*Written instruction*
Every record below should be written out exactly; pictures stay out.

*Source data*
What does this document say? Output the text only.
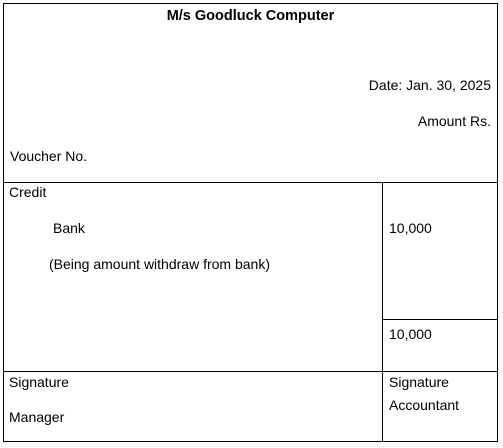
M/s Goodluck Computer
Date: Jan. 30, 2025
Amount Rs.
Voucher No.
Credit
Bank
(Being amount withdraw from bank)
10,000
10,000
Signature
Manager
Signature
Accountant
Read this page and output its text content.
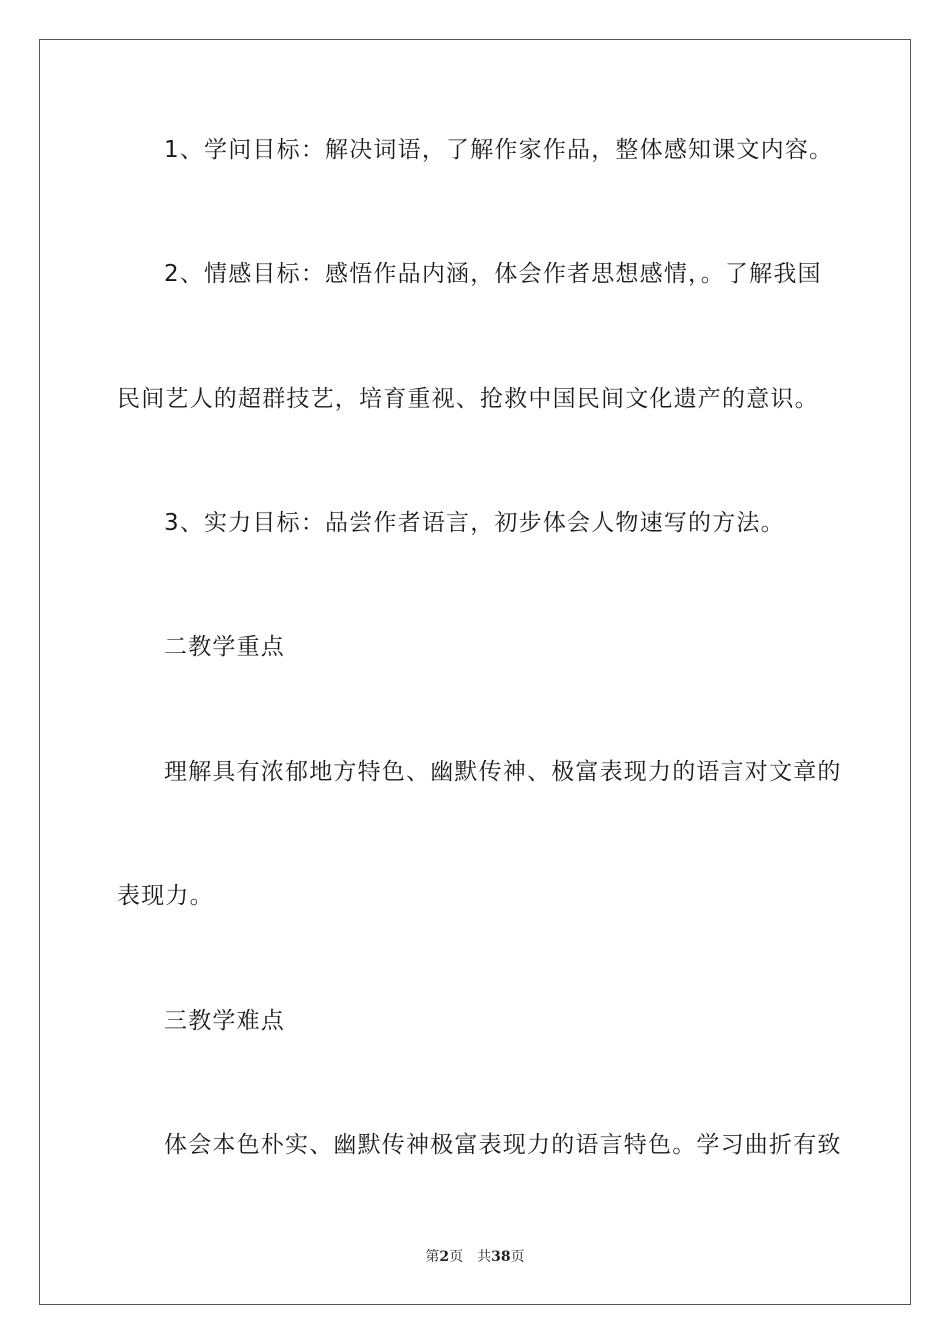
1、学问目标：解决词语，了解作家作品，整体感知课文内容。
2、情感目标：感悟作品内涵，体会作者思想感情，。了解我国
民间艺人的超群技艺，培育重视、抢救中国民间文化遗产的意识。
3、实力目标：品尝作者语言，初步体会人物速写的方法。
二教学重点
理解具有浓郁地方特色、幽默传神、极富表现力的语言对文章的
表现力。
三教学难点
体会本色朴实、幽默传神极富表现力的语言特色。学习曲折有致
第2页 共38页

*Finished exercise*
What does this document say? Output the text only.
M/s Goodluck Computer
Date: Jan. 30, 2025
Amount Rs.
Voucher No.
Credit
Bank
(Being amount withdraw from bank)
10,000
10,000
Signature
Manager
Signature
Accountant
Read this page and output its text content.
1、学问目标：解决词语，了解作家作品，整体感知课文内容。
2、情感目标：感悟作品内涵，体会作者思想感情，。了解我国
民间艺人的超群技艺，培育重视、抢救中国民间文化遗产的意识。
3、实力目标：品尝作者语言，初步体会人物速写的方法。
二教学重点
理解具有浓郁地方特色、幽默传神、极富表现力的语言对文章的
表现力。
三教学难点
体会本色朴实、幽默传神极富表现力的语言特色。学习曲折有致
第2页 共38页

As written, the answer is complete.